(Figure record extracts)

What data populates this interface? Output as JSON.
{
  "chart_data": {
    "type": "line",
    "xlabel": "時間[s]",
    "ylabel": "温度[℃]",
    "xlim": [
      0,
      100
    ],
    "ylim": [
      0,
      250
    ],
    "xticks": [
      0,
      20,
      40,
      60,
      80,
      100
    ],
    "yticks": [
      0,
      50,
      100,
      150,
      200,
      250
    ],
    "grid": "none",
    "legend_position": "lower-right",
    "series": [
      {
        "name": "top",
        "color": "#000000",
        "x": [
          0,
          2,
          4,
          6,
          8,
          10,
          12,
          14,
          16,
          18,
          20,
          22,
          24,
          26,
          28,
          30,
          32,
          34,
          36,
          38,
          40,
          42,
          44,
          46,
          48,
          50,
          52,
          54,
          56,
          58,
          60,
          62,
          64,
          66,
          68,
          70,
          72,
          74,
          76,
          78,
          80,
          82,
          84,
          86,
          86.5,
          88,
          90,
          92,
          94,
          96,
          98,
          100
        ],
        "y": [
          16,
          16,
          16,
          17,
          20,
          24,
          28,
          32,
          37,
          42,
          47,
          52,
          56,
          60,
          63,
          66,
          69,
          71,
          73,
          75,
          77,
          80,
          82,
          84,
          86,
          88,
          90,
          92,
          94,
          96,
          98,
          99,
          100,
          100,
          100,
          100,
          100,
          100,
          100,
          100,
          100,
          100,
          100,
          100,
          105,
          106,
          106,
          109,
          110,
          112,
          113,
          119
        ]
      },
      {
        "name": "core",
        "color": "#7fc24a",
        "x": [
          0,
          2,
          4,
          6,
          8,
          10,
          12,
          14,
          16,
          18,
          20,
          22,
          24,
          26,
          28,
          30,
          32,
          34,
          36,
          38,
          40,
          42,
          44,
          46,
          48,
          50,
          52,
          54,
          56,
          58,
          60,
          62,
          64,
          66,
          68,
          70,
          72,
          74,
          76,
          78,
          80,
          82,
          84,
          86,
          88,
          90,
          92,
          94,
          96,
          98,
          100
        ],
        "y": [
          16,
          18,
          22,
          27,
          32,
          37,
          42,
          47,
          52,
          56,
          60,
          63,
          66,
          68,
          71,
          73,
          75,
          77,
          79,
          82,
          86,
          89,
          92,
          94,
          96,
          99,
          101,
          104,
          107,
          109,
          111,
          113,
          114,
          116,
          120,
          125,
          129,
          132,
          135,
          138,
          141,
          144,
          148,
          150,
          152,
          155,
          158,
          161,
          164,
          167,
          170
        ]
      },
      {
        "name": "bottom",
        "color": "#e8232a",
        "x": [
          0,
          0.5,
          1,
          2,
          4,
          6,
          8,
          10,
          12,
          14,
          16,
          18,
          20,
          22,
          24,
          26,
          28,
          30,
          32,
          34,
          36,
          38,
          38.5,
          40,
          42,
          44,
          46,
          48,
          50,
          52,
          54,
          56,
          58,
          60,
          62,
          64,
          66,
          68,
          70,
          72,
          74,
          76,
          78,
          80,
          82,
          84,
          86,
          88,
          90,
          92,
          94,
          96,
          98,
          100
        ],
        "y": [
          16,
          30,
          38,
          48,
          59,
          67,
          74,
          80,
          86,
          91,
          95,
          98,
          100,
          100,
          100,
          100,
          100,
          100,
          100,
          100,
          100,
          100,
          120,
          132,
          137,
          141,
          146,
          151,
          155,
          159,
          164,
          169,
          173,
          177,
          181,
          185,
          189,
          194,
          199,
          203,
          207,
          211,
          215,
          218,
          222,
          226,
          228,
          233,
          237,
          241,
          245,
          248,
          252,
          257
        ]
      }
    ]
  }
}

What to do
Make an exact copy of all the data.

Solution to this problem
What data populates this interface? Output as JSON.
{
  "chart_data": {
    "type": "line",
    "xlabel": "時間[s]",
    "ylabel": "温度[℃]",
    "xlim": [
      0,
      100
    ],
    "ylim": [
      0,
      250
    ],
    "xticks": [
      0,
      20,
      40,
      60,
      80,
      100
    ],
    "yticks": [
      0,
      50,
      100,
      150,
      200,
      250
    ],
    "grid": "none",
    "legend_position": "lower-right",
    "series": [
      {
        "name": "top",
        "color": "#000000",
        "x": [
          0,
          2,
          4,
          6,
          8,
          10,
          12,
          14,
          16,
          18,
          20,
          22,
          24,
          26,
          28,
          30,
          32,
          34,
          36,
          38,
          40,
          42,
          44,
          46,
          48,
          50,
          52,
          54,
          56,
          58,
          60,
          62,
          64,
          66,
          68,
          70,
          72,
          74,
          76,
          78,
          80,
          82,
          84,
          86,
          86.5,
          88,
          90,
          92,
          94,
          96,
          98,
          100
        ],
        "y": [
          16,
          16,
          16,
          17,
          20,
          24,
          28,
          32,
          37,
          42,
          47,
          52,
          56,
          60,
          63,
          66,
          69,
          71,
          73,
          75,
          77,
          80,
          82,
          84,
          86,
          88,
          90,
          92,
          94,
          96,
          98,
          99,
          100,
          100,
          100,
          100,
          100,
          100,
          100,
          100,
          100,
          100,
          100,
          100,
          105,
          106,
          106,
          109,
          110,
          112,
          113,
          119
        ]
      },
      {
        "name": "core",
        "color": "#7fc24a",
        "x": [
          0,
          2,
          4,
          6,
          8,
          10,
          12,
          14,
          16,
          18,
          20,
          22,
          24,
          26,
          28,
          30,
          32,
          34,
          36,
          38,
          40,
          42,
          44,
          46,
          48,
          50,
          52,
          54,
          56,
          58,
          60,
          62,
          64,
          66,
          68,
          70,
          72,
          74,
          76,
          78,
          80,
          82,
          84,
          86,
          88,
          90,
          92,
          94,
          96,
          98,
          100
        ],
        "y": [
          16,
          18,
          22,
          27,
          32,
          37,
          42,
          47,
          52,
          56,
          60,
          63,
          66,
          68,
          71,
          73,
          75,
          77,
          79,
          82,
          86,
          89,
          92,
          94,
          96,
          99,
          101,
          104,
          107,
          109,
          111,
          113,
          114,
          116,
          120,
          125,
          129,
          132,
          135,
          138,
          141,
          144,
          148,
          150,
          152,
          155,
          158,
          161,
          164,
          167,
          170
        ]
      },
      {
        "name": "bottom",
        "color": "#e8232a",
        "x": [
          0,
          0.5,
          1,
          2,
          4,
          6,
          8,
          10,
          12,
          14,
          16,
          18,
          20,
          22,
          24,
          26,
          28,
          30,
          32,
          34,
          36,
          38,
          38.5,
          40,
          42,
          44,
          46,
          48,
          50,
          52,
          54,
          56,
          58,
          60,
          62,
          64,
          66,
          68,
          70,
          72,
          74,
          76,
          78,
          80,
          82,
          84,
          86,
          88,
          90,
          92,
          94,
          96,
          98,
          100
        ],
        "y": [
          16,
          30,
          38,
          48,
          59,
          67,
          74,
          80,
          86,
          91,
          95,
          98,
          100,
          100,
          100,
          100,
          100,
          100,
          100,
          100,
          100,
          100,
          120,
          132,
          137,
          141,
          146,
          151,
          155,
          159,
          164,
          169,
          173,
          177,
          181,
          185,
          189,
          194,
          199,
          203,
          207,
          211,
          215,
          218,
          222,
          226,
          228,
          233,
          237,
          241,
          245,
          248,
          252,
          257
        ]
      }
    ]
  }
}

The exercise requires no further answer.